Problem requirements >>
Wherever the string "JSON" shows up in a line, count that line. Give the total alone.

Exercise inputs >>
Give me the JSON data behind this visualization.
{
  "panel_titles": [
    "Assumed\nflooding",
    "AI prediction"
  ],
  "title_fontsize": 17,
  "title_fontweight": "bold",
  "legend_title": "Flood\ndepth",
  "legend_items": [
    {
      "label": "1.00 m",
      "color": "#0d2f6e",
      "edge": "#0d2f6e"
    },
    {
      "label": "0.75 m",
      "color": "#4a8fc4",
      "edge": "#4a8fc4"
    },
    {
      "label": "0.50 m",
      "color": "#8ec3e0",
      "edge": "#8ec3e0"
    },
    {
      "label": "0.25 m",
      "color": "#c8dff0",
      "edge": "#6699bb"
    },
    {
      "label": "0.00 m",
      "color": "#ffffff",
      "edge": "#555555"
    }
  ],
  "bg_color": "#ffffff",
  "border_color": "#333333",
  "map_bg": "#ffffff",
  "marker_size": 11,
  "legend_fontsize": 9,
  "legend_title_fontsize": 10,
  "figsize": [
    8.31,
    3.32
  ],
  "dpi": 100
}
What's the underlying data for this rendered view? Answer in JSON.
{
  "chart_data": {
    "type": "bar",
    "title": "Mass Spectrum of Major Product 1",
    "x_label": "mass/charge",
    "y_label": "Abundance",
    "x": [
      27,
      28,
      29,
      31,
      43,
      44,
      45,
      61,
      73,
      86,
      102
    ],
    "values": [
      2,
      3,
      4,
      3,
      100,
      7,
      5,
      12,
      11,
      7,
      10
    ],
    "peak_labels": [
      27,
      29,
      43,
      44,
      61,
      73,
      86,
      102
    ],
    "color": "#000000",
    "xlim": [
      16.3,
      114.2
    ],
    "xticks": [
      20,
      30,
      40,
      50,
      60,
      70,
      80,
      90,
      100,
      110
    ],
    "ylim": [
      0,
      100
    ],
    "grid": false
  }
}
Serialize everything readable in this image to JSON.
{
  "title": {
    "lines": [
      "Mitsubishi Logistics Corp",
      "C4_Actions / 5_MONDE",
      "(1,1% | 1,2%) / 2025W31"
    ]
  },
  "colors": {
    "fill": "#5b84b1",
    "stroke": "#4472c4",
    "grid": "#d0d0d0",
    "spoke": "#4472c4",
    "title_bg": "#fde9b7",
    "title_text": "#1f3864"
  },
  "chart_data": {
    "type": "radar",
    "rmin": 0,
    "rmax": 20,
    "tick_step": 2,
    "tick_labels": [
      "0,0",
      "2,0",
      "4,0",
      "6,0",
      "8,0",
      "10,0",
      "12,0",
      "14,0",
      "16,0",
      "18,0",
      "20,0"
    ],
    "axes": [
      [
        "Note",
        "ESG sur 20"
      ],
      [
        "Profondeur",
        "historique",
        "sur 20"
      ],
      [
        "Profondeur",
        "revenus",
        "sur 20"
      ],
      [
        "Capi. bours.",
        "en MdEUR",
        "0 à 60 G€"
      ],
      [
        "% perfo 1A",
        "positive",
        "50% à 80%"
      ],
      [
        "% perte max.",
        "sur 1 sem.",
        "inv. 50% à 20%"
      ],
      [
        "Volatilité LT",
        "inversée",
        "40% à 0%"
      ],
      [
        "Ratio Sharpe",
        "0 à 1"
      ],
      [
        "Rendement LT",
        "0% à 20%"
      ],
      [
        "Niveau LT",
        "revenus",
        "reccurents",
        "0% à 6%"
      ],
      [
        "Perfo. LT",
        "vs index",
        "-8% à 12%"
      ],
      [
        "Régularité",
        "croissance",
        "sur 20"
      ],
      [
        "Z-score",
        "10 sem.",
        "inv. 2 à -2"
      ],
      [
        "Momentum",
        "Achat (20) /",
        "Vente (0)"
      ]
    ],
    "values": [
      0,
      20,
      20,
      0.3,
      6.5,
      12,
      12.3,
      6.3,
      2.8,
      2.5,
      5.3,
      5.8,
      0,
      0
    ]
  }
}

Response to the task >>
3